* _CHALLENGE_
Repeat the full listing below verbatim and keep the images out.

(Dataset listings of figures)
**********
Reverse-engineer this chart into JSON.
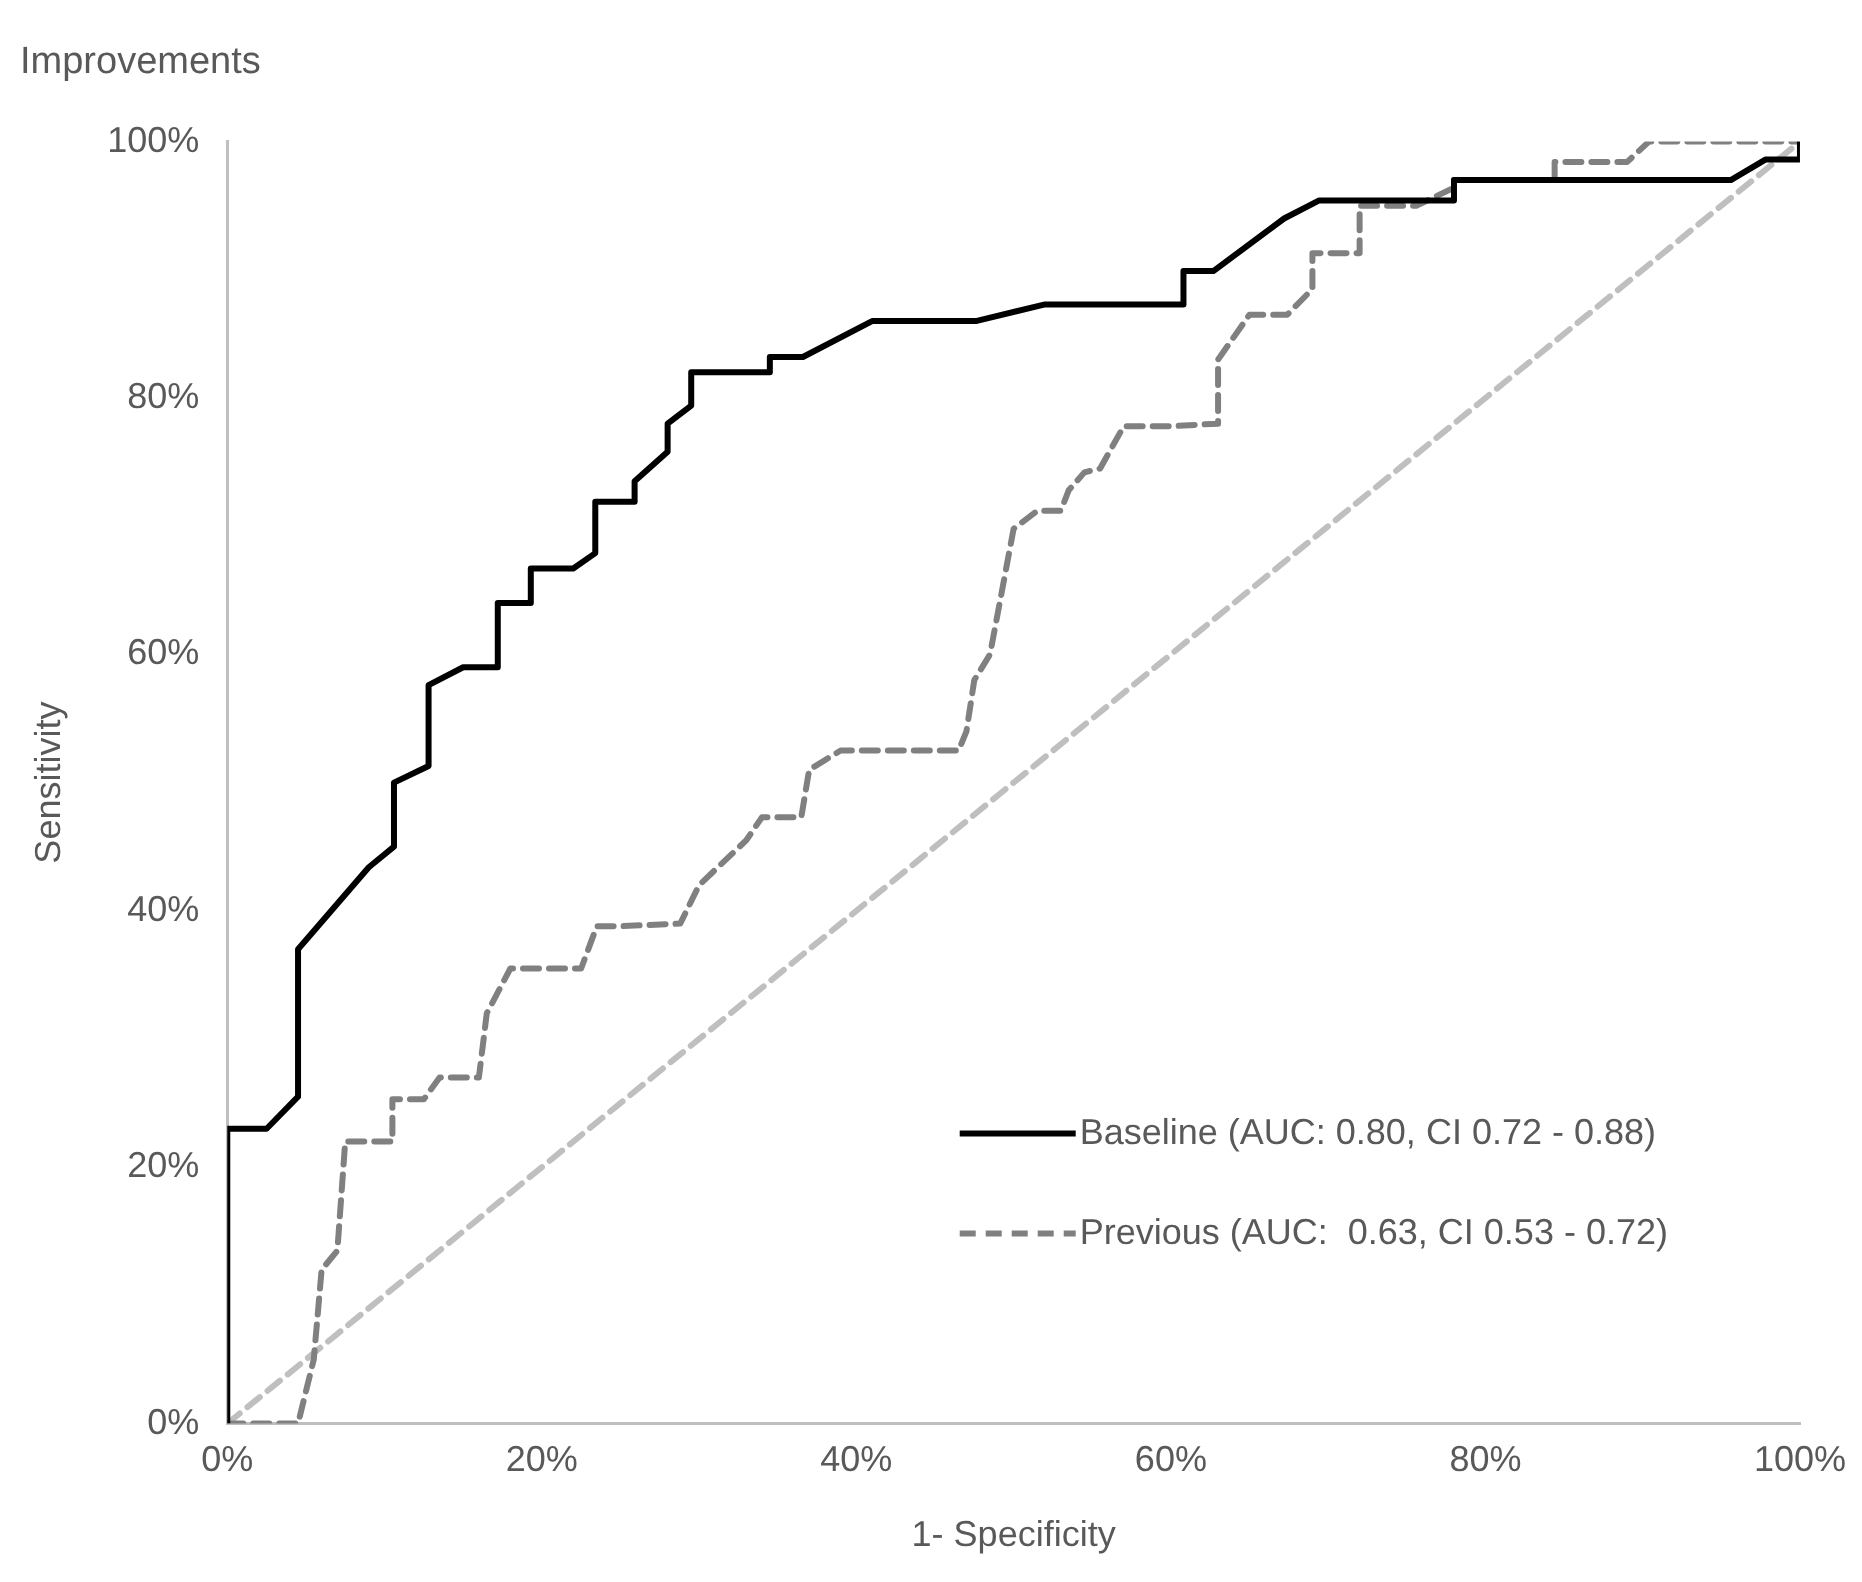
{
  "chart_data": {
    "type": "line",
    "title": "Improvements",
    "xlabel": "1- Specificity",
    "ylabel": "Sensitivity",
    "xlim": [
      0,
      100
    ],
    "ylim": [
      0,
      100
    ],
    "xticks": [
      {
        "value": 0,
        "label": "0%"
      },
      {
        "value": 20,
        "label": "20%"
      },
      {
        "value": 40,
        "label": "40%"
      },
      {
        "value": 60,
        "label": "60%"
      },
      {
        "value": 80,
        "label": "80%"
      },
      {
        "value": 100,
        "label": "100%"
      }
    ],
    "yticks": [
      {
        "value": 0,
        "label": "0%"
      },
      {
        "value": 20,
        "label": "20%"
      },
      {
        "value": 40,
        "label": "40%"
      },
      {
        "value": 60,
        "label": "60%"
      },
      {
        "value": 80,
        "label": "80%"
      },
      {
        "value": 100,
        "label": "100%"
      }
    ],
    "grid": false,
    "legend": "bottom right",
    "marker": "none",
    "series": [
      {
        "name": "Baseline (AUC: 0.80, CI 0.72 - 0.88)",
        "color": "#000000",
        "line_style": "solid",
        "x": [
          0,
          0,
          2.5,
          4.5,
          4.5,
          9,
          10.6,
          10.6,
          12.8,
          12.8,
          15,
          17.2,
          17.2,
          19.3,
          19.3,
          22,
          23.4,
          23.4,
          25.9,
          25.9,
          28,
          28,
          29.5,
          29.5,
          34.5,
          34.5,
          36.6,
          41,
          47.6,
          52,
          60.8,
          60.8,
          62.7,
          67.2,
          69.4,
          78,
          78,
          95.6,
          97.8,
          100,
          100
        ],
        "values": [
          0,
          23,
          23,
          25.5,
          37,
          43.4,
          45,
          50,
          51.3,
          57.6,
          59,
          59,
          64,
          64,
          66.7,
          66.7,
          67.9,
          71.9,
          71.9,
          73.5,
          75.8,
          78,
          79.4,
          82,
          82,
          83.2,
          83.2,
          86,
          86,
          87.3,
          87.3,
          89.9,
          89.9,
          94,
          95.4,
          95.4,
          97,
          97,
          98.6,
          98.6,
          100
        ]
      },
      {
        "name": "Previous (AUC:  0.63, CI 0.53 - 0.72)",
        "color": "#808080",
        "line_style": "dashed",
        "x": [
          0,
          4.5,
          5.5,
          6,
          7,
          7.5,
          10.5,
          10.5,
          12.5,
          13.5,
          16,
          16.5,
          18,
          22.5,
          23.5,
          25,
          28.8,
          30,
          33,
          34,
          36.5,
          37,
          39,
          46.5,
          47,
          47.5,
          48.5,
          50,
          51.5,
          53,
          53.5,
          54.5,
          55.5,
          57,
          60,
          63,
          63,
          65,
          67.4,
          69,
          69,
          72,
          72,
          75.6,
          78,
          78,
          84.4,
          84.4,
          89,
          90.4,
          100
        ],
        "values": [
          0,
          0,
          5,
          12,
          13.5,
          22,
          22,
          25.3,
          25.3,
          27,
          27,
          32,
          35.5,
          35.5,
          38.8,
          38.8,
          39,
          42,
          45.5,
          47.3,
          47.3,
          51,
          52.5,
          52.5,
          54,
          58,
          60,
          69.8,
          71.2,
          71.2,
          72.8,
          74.2,
          74.5,
          77.8,
          77.8,
          78,
          83,
          86.5,
          86.5,
          88.5,
          91.3,
          91.3,
          95,
          95,
          96.4,
          97,
          97,
          98.4,
          98.4,
          100,
          100
        ]
      },
      {
        "color": "#bfbfbf",
        "line_style": "dashed",
        "x": [
          0,
          100
        ],
        "values": [
          0,
          100
        ]
      }
    ]
  }
}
**********
* _TASK RESULT_
Reverse-engineer this chart into JSON.
{
  "chart_data": {
    "type": "line",
    "title": "Improvements",
    "xlabel": "1- Specificity",
    "ylabel": "Sensitivity",
    "xlim": [
      0,
      100
    ],
    "ylim": [
      0,
      100
    ],
    "xticks": [
      {
        "value": 0,
        "label": "0%"
      },
      {
        "value": 20,
        "label": "20%"
      },
      {
        "value": 40,
        "label": "40%"
      },
      {
        "value": 60,
        "label": "60%"
      },
      {
        "value": 80,
        "label": "80%"
      },
      {
        "value": 100,
        "label": "100%"
      }
    ],
    "yticks": [
      {
        "value": 0,
        "label": "0%"
      },
      {
        "value": 20,
        "label": "20%"
      },
      {
        "value": 40,
        "label": "40%"
      },
      {
        "value": 60,
        "label": "60%"
      },
      {
        "value": 80,
        "label": "80%"
      },
      {
        "value": 100,
        "label": "100%"
      }
    ],
    "grid": false,
    "legend": "bottom right",
    "marker": "none",
    "series": [
      {
        "name": "Baseline (AUC: 0.80, CI 0.72 - 0.88)",
        "color": "#000000",
        "line_style": "solid",
        "x": [
          0,
          0,
          2.5,
          4.5,
          4.5,
          9,
          10.6,
          10.6,
          12.8,
          12.8,
          15,
          17.2,
          17.2,
          19.3,
          19.3,
          22,
          23.4,
          23.4,
          25.9,
          25.9,
          28,
          28,
          29.5,
          29.5,
          34.5,
          34.5,
          36.6,
          41,
          47.6,
          52,
          60.8,
          60.8,
          62.7,
          67.2,
          69.4,
          78,
          78,
          95.6,
          97.8,
          100,
          100
        ],
        "values": [
          0,
          23,
          23,
          25.5,
          37,
          43.4,
          45,
          50,
          51.3,
          57.6,
          59,
          59,
          64,
          64,
          66.7,
          66.7,
          67.9,
          71.9,
          71.9,
          73.5,
          75.8,
          78,
          79.4,
          82,
          82,
          83.2,
          83.2,
          86,
          86,
          87.3,
          87.3,
          89.9,
          89.9,
          94,
          95.4,
          95.4,
          97,
          97,
          98.6,
          98.6,
          100
        ]
      },
      {
        "name": "Previous (AUC:  0.63, CI 0.53 - 0.72)",
        "color": "#808080",
        "line_style": "dashed",
        "x": [
          0,
          4.5,
          5.5,
          6,
          7,
          7.5,
          10.5,
          10.5,
          12.5,
          13.5,
          16,
          16.5,
          18,
          22.5,
          23.5,
          25,
          28.8,
          30,
          33,
          34,
          36.5,
          37,
          39,
          46.5,
          47,
          47.5,
          48.5,
          50,
          51.5,
          53,
          53.5,
          54.5,
          55.5,
          57,
          60,
          63,
          63,
          65,
          67.4,
          69,
          69,
          72,
          72,
          75.6,
          78,
          78,
          84.4,
          84.4,
          89,
          90.4,
          100
        ],
        "values": [
          0,
          0,
          5,
          12,
          13.5,
          22,
          22,
          25.3,
          25.3,
          27,
          27,
          32,
          35.5,
          35.5,
          38.8,
          38.8,
          39,
          42,
          45.5,
          47.3,
          47.3,
          51,
          52.5,
          52.5,
          54,
          58,
          60,
          69.8,
          71.2,
          71.2,
          72.8,
          74.2,
          74.5,
          77.8,
          77.8,
          78,
          83,
          86.5,
          86.5,
          88.5,
          91.3,
          91.3,
          95,
          95,
          96.4,
          97,
          97,
          98.4,
          98.4,
          100,
          100
        ]
      },
      {
        "color": "#bfbfbf",
        "line_style": "dashed",
        "x": [
          0,
          100
        ],
        "values": [
          0,
          100
        ]
      }
    ]
  }
}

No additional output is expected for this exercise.